▶ _Directions for this task_: Look below for the line containing "What's the underlying", then write out that line and every line after it to the end, exactly, minus the pictures.

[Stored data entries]
========

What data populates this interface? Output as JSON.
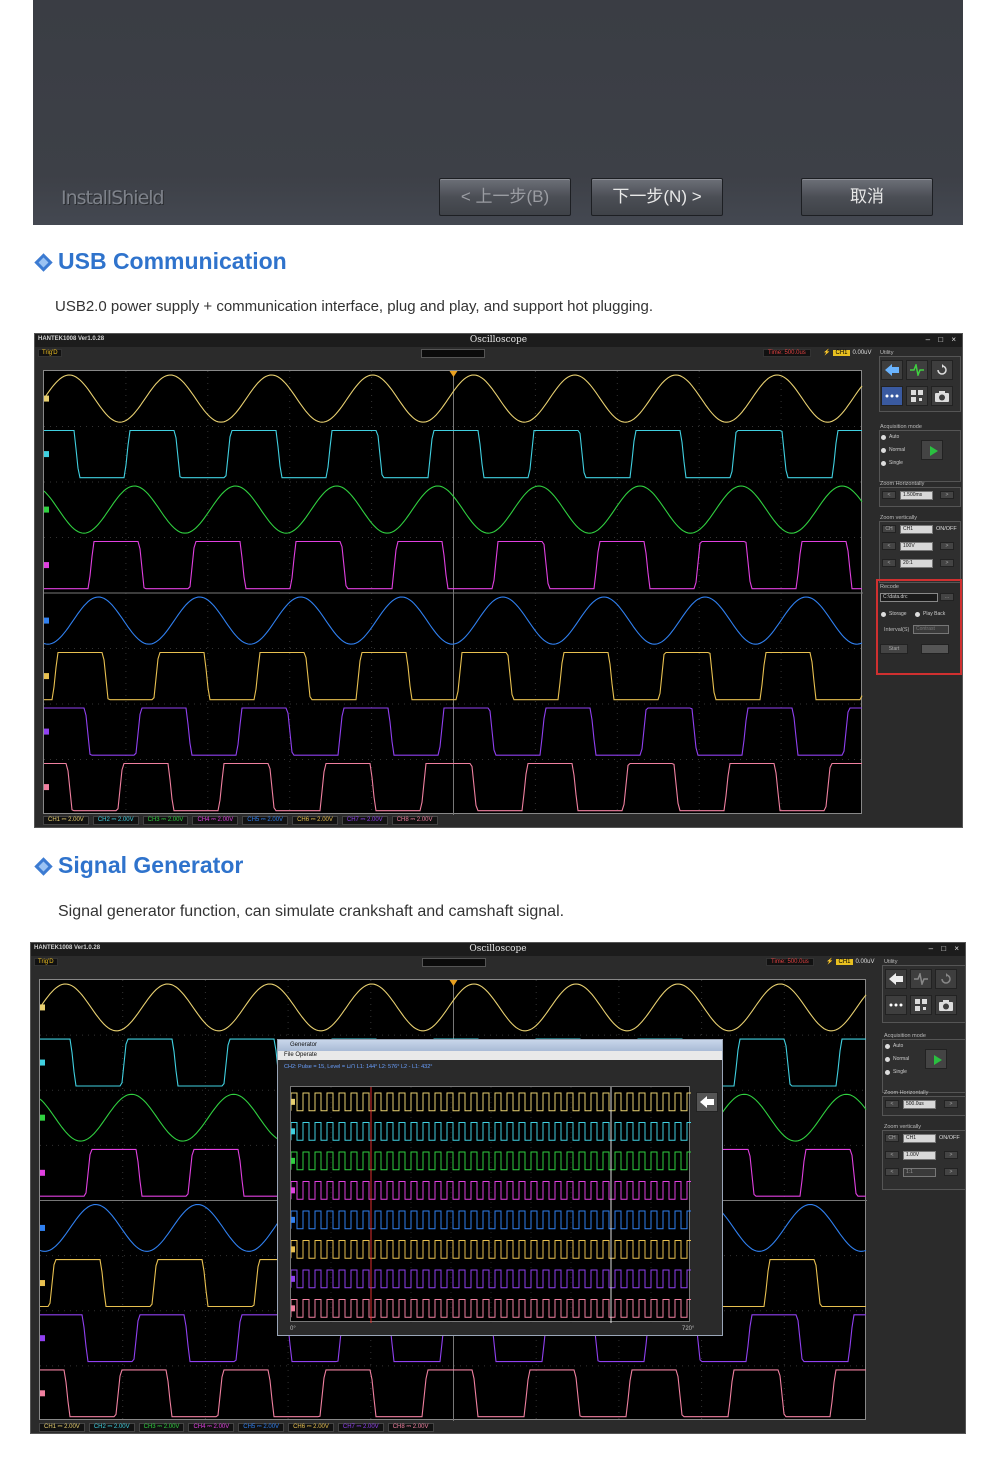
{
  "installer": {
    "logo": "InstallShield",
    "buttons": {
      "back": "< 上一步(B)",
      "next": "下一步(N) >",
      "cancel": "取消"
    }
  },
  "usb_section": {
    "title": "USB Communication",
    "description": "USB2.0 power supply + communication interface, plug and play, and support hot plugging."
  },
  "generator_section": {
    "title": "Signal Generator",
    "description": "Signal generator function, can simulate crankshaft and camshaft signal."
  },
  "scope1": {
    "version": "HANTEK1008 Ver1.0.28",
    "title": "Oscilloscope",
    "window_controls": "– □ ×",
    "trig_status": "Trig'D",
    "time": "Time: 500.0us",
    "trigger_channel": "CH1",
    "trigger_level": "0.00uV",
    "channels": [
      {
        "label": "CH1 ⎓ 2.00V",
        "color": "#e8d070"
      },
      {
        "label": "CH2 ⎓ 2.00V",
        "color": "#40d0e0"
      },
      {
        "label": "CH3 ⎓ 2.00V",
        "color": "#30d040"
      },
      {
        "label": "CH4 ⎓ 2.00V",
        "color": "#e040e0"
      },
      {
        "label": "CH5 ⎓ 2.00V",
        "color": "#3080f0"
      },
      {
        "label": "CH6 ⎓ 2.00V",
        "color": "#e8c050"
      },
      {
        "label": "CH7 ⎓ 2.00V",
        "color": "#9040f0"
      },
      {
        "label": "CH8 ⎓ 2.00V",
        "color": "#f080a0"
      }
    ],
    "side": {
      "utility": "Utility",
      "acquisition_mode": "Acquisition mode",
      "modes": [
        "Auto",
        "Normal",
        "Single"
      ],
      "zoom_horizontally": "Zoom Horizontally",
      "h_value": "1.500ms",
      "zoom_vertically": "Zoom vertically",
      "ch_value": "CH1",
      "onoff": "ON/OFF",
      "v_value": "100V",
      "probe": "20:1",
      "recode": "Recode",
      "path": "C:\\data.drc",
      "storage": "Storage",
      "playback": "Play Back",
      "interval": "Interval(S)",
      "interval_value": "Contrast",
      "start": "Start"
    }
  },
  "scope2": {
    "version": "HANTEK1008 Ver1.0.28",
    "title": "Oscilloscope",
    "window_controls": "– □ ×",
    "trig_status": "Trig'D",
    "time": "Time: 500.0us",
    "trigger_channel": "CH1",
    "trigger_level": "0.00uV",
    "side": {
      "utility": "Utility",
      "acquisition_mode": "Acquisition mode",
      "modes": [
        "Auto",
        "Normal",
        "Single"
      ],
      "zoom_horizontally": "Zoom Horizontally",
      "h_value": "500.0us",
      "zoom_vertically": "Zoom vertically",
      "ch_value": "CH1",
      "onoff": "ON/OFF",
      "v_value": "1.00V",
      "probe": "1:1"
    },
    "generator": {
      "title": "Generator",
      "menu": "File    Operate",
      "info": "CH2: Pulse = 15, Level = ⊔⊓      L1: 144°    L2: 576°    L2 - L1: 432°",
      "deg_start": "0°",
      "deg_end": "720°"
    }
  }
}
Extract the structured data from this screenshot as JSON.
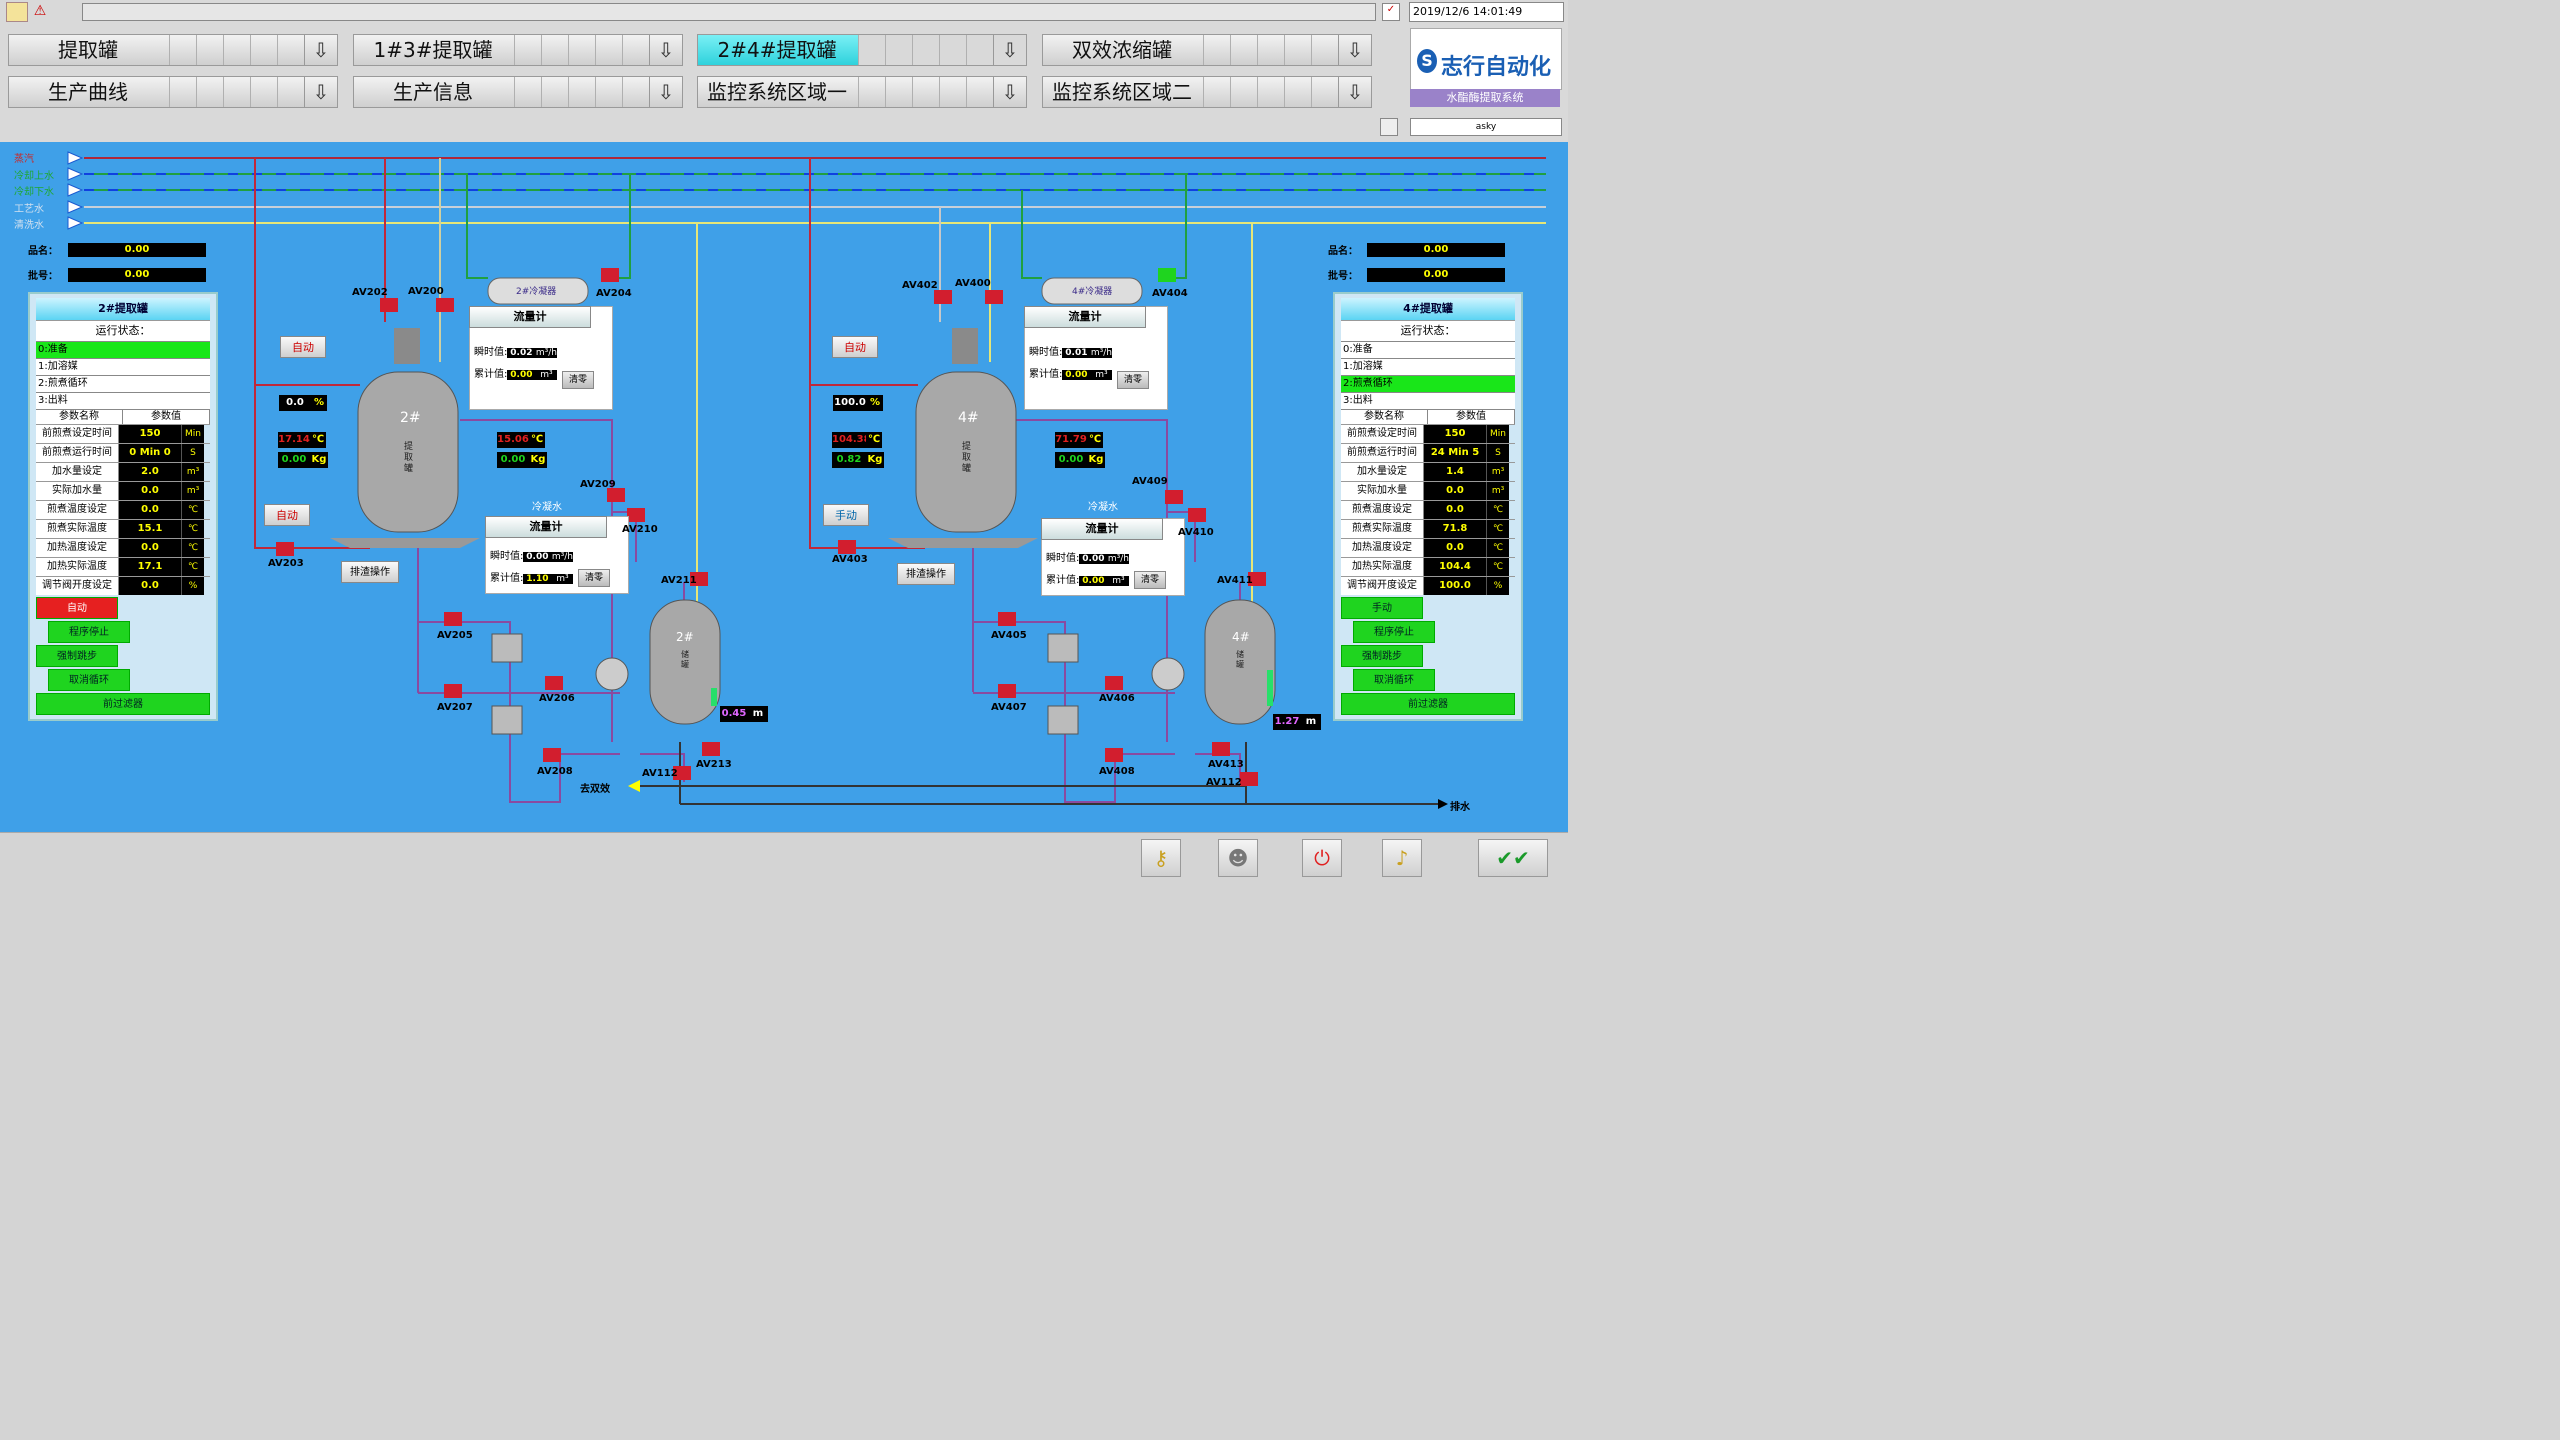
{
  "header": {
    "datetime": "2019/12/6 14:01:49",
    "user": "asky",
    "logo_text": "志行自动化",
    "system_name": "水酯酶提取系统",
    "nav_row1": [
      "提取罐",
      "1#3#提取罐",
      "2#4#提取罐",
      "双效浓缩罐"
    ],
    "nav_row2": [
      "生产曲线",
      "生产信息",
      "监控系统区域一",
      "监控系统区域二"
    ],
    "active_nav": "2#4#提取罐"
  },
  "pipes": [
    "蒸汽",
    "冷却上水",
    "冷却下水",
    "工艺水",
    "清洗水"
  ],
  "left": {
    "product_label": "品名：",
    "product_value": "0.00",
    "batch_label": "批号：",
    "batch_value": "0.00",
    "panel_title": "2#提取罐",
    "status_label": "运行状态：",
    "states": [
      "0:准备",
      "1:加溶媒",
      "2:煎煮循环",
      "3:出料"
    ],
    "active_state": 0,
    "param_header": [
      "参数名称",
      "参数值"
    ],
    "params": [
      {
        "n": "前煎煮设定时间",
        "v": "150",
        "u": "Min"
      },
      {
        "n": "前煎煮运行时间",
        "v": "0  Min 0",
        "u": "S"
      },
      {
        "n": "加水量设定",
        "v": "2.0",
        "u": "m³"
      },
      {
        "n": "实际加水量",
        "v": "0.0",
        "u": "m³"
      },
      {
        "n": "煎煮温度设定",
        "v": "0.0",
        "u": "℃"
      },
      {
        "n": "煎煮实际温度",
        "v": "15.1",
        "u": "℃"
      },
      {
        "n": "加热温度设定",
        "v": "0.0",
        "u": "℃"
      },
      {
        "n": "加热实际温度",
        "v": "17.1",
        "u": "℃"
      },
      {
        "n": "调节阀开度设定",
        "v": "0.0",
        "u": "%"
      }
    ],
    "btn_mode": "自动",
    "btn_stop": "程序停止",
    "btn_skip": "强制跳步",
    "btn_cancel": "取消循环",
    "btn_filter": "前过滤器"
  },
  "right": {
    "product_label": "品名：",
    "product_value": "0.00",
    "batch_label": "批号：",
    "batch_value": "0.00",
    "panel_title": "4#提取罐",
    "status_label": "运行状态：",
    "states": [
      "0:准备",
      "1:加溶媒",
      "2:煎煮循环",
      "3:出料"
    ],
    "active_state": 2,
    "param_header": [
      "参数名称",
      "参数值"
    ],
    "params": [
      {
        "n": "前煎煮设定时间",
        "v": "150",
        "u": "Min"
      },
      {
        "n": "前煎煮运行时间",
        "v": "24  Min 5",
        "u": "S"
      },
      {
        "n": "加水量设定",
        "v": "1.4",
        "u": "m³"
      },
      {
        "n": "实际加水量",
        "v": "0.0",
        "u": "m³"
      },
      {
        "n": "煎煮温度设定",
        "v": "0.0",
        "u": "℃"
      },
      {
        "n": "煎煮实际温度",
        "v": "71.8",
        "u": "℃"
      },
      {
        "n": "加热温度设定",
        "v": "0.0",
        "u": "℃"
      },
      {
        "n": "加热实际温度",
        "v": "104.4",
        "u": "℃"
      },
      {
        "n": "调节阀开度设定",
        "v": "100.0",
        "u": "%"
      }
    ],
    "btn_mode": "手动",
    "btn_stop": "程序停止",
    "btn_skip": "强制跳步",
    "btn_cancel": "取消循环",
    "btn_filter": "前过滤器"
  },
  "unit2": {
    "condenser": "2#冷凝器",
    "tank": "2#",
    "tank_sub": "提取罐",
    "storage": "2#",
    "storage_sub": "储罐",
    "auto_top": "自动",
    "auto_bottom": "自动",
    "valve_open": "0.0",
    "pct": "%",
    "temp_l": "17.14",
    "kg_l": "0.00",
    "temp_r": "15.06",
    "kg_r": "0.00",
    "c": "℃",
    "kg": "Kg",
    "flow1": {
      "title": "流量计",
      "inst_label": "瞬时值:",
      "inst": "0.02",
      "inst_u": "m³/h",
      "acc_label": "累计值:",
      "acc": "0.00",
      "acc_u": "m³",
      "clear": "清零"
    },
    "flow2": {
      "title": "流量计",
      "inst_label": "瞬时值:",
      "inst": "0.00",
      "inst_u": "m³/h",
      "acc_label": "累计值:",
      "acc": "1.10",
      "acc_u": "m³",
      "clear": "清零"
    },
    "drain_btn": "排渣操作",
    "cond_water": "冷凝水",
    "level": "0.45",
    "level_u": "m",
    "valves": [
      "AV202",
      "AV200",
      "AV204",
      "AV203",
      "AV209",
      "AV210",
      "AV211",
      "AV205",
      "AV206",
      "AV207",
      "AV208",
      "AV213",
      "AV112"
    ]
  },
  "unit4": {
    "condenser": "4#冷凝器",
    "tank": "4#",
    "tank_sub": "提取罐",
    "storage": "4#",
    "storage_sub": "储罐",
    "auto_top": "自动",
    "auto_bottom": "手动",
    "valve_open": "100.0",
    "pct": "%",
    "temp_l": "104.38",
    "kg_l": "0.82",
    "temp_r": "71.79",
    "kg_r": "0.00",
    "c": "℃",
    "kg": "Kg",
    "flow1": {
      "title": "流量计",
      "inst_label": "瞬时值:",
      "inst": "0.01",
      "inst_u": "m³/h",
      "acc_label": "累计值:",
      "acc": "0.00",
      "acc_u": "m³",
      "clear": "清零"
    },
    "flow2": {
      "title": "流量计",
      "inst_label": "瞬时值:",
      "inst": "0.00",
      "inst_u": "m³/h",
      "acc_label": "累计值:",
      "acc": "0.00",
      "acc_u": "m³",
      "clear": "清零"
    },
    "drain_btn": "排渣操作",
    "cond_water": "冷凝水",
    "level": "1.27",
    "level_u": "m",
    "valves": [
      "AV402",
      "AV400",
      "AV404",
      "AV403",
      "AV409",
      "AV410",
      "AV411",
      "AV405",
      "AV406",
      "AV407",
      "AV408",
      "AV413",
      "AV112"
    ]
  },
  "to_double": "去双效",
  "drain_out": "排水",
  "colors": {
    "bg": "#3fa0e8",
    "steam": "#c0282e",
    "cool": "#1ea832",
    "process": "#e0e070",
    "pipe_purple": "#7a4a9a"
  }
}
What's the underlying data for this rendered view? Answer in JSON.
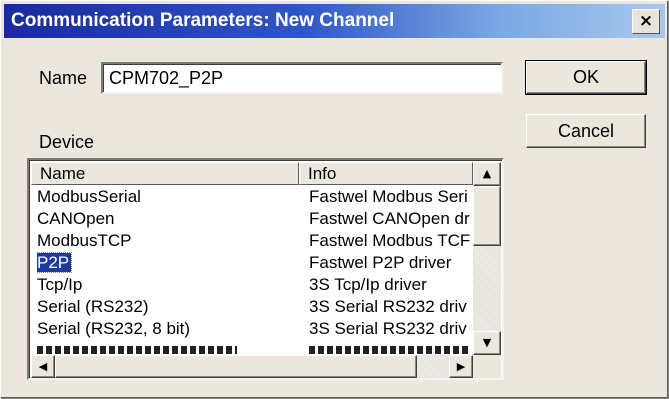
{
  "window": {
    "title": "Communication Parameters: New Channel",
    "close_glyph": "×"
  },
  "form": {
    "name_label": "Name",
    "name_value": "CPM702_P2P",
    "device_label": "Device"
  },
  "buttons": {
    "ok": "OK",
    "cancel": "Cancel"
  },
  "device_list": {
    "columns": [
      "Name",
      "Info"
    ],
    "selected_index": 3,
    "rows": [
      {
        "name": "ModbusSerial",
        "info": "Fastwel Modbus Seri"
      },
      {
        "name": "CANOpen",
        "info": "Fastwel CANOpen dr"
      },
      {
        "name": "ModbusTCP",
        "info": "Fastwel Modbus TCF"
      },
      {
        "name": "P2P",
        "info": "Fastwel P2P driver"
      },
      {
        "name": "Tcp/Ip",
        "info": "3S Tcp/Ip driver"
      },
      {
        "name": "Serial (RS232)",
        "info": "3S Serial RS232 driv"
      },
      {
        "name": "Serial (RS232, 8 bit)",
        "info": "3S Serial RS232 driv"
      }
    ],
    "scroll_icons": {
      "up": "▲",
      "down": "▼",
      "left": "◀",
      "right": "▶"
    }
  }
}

========

▶ _Finished answer_:
What's the underlying data for this rendered view? Answer in JSON.
{
  "window": {
    "title": "Communication Parameters: New Channel",
    "close_glyph": "×"
  },
  "form": {
    "name_label": "Name",
    "name_value": "CPM702_P2P",
    "device_label": "Device"
  },
  "buttons": {
    "ok": "OK",
    "cancel": "Cancel"
  },
  "device_list": {
    "columns": [
      "Name",
      "Info"
    ],
    "selected_index": 3,
    "rows": [
      {
        "name": "ModbusSerial",
        "info": "Fastwel Modbus Seri"
      },
      {
        "name": "CANOpen",
        "info": "Fastwel CANOpen dr"
      },
      {
        "name": "ModbusTCP",
        "info": "Fastwel Modbus TCF"
      },
      {
        "name": "P2P",
        "info": "Fastwel P2P driver"
      },
      {
        "name": "Tcp/Ip",
        "info": "3S Tcp/Ip driver"
      },
      {
        "name": "Serial (RS232)",
        "info": "3S Serial RS232 driv"
      },
      {
        "name": "Serial (RS232, 8 bit)",
        "info": "3S Serial RS232 driv"
      }
    ],
    "scroll_icons": {
      "up": "▲",
      "down": "▼",
      "left": "◀",
      "right": "▶"
    }
  }
}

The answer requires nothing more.